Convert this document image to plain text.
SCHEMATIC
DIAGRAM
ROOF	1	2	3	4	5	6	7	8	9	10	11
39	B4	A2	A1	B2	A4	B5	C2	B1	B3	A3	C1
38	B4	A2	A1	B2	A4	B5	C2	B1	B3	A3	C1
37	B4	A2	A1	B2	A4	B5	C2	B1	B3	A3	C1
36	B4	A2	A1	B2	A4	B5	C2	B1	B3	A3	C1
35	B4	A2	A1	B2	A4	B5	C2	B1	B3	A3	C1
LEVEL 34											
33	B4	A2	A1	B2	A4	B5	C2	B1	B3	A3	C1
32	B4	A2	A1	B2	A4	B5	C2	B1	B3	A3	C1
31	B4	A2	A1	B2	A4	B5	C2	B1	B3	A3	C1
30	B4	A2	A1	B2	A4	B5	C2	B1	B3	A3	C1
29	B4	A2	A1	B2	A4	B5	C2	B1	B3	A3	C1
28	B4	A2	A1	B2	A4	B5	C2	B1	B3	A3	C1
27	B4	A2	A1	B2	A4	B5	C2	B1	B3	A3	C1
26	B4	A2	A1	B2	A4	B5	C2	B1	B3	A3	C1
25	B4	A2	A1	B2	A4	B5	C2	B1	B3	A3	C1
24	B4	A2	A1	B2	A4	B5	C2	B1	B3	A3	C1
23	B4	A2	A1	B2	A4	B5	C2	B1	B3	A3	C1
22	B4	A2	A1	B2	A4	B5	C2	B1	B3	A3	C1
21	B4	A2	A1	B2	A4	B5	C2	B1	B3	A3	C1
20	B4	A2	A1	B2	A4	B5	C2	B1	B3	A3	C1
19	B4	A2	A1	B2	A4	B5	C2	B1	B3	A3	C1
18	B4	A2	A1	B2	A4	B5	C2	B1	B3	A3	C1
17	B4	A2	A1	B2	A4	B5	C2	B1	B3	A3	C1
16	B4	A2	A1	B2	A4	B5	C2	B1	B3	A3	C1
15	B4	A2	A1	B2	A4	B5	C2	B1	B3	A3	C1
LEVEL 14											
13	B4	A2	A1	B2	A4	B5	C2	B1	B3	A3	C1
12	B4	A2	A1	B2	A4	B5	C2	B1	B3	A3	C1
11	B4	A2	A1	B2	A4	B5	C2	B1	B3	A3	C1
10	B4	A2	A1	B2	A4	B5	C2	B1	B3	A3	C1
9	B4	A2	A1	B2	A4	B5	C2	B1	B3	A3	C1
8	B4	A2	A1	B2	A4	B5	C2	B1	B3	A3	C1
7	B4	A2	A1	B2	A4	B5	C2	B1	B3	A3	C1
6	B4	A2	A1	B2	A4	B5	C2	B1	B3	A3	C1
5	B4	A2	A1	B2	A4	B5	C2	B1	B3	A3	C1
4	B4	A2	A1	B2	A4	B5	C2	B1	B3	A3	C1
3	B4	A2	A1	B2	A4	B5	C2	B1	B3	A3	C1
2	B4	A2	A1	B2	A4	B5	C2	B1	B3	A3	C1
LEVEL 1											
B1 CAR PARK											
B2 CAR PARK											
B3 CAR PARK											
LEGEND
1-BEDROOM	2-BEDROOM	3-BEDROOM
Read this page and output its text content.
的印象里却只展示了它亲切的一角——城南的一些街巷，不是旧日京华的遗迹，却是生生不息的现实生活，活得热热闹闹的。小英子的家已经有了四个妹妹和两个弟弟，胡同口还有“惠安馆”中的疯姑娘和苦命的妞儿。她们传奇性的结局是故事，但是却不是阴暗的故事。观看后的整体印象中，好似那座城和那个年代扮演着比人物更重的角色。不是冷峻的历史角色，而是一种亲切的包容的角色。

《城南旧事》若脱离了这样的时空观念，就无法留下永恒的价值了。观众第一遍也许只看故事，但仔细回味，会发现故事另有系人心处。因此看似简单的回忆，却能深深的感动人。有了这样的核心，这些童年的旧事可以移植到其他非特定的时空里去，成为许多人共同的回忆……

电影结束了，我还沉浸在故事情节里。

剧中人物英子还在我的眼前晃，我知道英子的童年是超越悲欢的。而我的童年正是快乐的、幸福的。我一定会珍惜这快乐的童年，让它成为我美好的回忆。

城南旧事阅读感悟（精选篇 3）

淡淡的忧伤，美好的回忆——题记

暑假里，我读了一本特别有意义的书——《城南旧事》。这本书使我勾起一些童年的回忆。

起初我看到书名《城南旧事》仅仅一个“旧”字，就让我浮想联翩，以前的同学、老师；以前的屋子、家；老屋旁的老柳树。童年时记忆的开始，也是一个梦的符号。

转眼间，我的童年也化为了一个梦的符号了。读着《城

+ + + + +

— What this task involves —
Retype the records in full. Keep every line identical to the original.

— Worked solution —
Convert this document image to plain text.
SCHEMATIC
DIAGRAM
ROOF	1	2	3	4	5	6	7	8	9	10	11
39	B4	A2	A1	B2	A4	B5	C2	B1	B3	A3	C1
38	B4	A2	A1	B2	A4	B5	C2	B1	B3	A3	C1
37	B4	A2	A1	B2	A4	B5	C2	B1	B3	A3	C1
36	B4	A2	A1	B2	A4	B5	C2	B1	B3	A3	C1
35	B4	A2	A1	B2	A4	B5	C2	B1	B3	A3	C1
LEVEL 34											
33	B4	A2	A1	B2	A4	B5	C2	B1	B3	A3	C1
32	B4	A2	A1	B2	A4	B5	C2	B1	B3	A3	C1
31	B4	A2	A1	B2	A4	B5	C2	B1	B3	A3	C1
30	B4	A2	A1	B2	A4	B5	C2	B1	B3	A3	C1
29	B4	A2	A1	B2	A4	B5	C2	B1	B3	A3	C1
28	B4	A2	A1	B2	A4	B5	C2	B1	B3	A3	C1
27	B4	A2	A1	B2	A4	B5	C2	B1	B3	A3	C1
26	B4	A2	A1	B2	A4	B5	C2	B1	B3	A3	C1
25	B4	A2	A1	B2	A4	B5	C2	B1	B3	A3	C1
24	B4	A2	A1	B2	A4	B5	C2	B1	B3	A3	C1
23	B4	A2	A1	B2	A4	B5	C2	B1	B3	A3	C1
22	B4	A2	A1	B2	A4	B5	C2	B1	B3	A3	C1
21	B4	A2	A1	B2	A4	B5	C2	B1	B3	A3	C1
20	B4	A2	A1	B2	A4	B5	C2	B1	B3	A3	C1
19	B4	A2	A1	B2	A4	B5	C2	B1	B3	A3	C1
18	B4	A2	A1	B2	A4	B5	C2	B1	B3	A3	C1
17	B4	A2	A1	B2	A4	B5	C2	B1	B3	A3	C1
16	B4	A2	A1	B2	A4	B5	C2	B1	B3	A3	C1
15	B4	A2	A1	B2	A4	B5	C2	B1	B3	A3	C1
LEVEL 14											
13	B4	A2	A1	B2	A4	B5	C2	B1	B3	A3	C1
12	B4	A2	A1	B2	A4	B5	C2	B1	B3	A3	C1
11	B4	A2	A1	B2	A4	B5	C2	B1	B3	A3	C1
10	B4	A2	A1	B2	A4	B5	C2	B1	B3	A3	C1
9	B4	A2	A1	B2	A4	B5	C2	B1	B3	A3	C1
8	B4	A2	A1	B2	A4	B5	C2	B1	B3	A3	C1
7	B4	A2	A1	B2	A4	B5	C2	B1	B3	A3	C1
6	B4	A2	A1	B2	A4	B5	C2	B1	B3	A3	C1
5	B4	A2	A1	B2	A4	B5	C2	B1	B3	A3	C1
4	B4	A2	A1	B2	A4	B5	C2	B1	B3	A3	C1
3	B4	A2	A1	B2	A4	B5	C2	B1	B3	A3	C1
2	B4	A2	A1	B2	A4	B5	C2	B1	B3	A3	C1
LEVEL 1											
B1 CAR PARK											
B2 CAR PARK											
B3 CAR PARK											
LEGEND
1-BEDROOM	2-BEDROOM	3-BEDROOM
Read this page and output its text content.
的印象里却只展示了它亲切的一角——城南的一些街巷，不是旧日京华的遗迹，却是生生不息的现实生活，活得热热闹闹的。小英子的家已经有了四个妹妹和两个弟弟，胡同口还有“惠安馆”中的疯姑娘和苦命的妞儿。她们传奇性的结局是故事，但是却不是阴暗的故事。观看后的整体印象中，好似那座城和那个年代扮演着比人物更重的角色。不是冷峻的历史角色，而是一种亲切的包容的角色。

《城南旧事》若脱离了这样的时空观念，就无法留下永恒的价值了。观众第一遍也许只看故事，但仔细回味，会发现故事另有系人心处。因此看似简单的回忆，却能深深的感动人。有了这样的核心，这些童年的旧事可以移植到其他非特定的时空里去，成为许多人共同的回忆……

电影结束了，我还沉浸在故事情节里。

剧中人物英子还在我的眼前晃，我知道英子的童年是超越悲欢的。而我的童年正是快乐的、幸福的。我一定会珍惜这快乐的童年，让它成为我美好的回忆。

城南旧事阅读感悟（精选篇 3）

淡淡的忧伤，美好的回忆——题记

暑假里，我读了一本特别有意义的书——《城南旧事》。这本书使我勾起一些童年的回忆。

起初我看到书名《城南旧事》仅仅一个“旧”字，就让我浮想联翩，以前的同学、老师；以前的屋子、家；老屋旁的老柳树。童年时记忆的开始，也是一个梦的符号。

转眼间，我的童年也化为了一个梦的符号了。读着《城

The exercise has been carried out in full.